__YOUR OBJECTIVE__. Tally the lines that contain "date" and report the total alone.

__RECORDS SUPPLIED__.
[Start]

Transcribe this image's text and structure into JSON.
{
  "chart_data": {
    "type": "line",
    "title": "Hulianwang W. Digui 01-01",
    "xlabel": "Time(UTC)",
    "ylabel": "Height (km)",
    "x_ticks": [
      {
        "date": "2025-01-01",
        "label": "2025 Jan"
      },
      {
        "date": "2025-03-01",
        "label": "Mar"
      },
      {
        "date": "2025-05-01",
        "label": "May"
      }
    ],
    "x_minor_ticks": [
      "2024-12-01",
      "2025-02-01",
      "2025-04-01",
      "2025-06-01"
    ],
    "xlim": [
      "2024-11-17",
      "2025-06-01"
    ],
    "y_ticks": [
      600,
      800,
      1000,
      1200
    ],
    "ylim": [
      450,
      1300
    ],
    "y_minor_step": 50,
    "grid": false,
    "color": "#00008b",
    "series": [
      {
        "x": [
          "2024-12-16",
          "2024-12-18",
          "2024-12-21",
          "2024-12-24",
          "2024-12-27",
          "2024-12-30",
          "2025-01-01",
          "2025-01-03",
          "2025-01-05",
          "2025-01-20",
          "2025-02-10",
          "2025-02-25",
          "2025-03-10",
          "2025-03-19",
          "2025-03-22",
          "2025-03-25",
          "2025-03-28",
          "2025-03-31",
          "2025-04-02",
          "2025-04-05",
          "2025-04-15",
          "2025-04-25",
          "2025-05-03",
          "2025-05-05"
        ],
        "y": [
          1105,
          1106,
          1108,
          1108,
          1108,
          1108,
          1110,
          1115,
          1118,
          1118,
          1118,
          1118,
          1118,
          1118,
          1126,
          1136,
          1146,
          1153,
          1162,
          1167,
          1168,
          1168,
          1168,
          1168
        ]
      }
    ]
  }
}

[End]

__ANSWER TO THE EXERCISE__. 3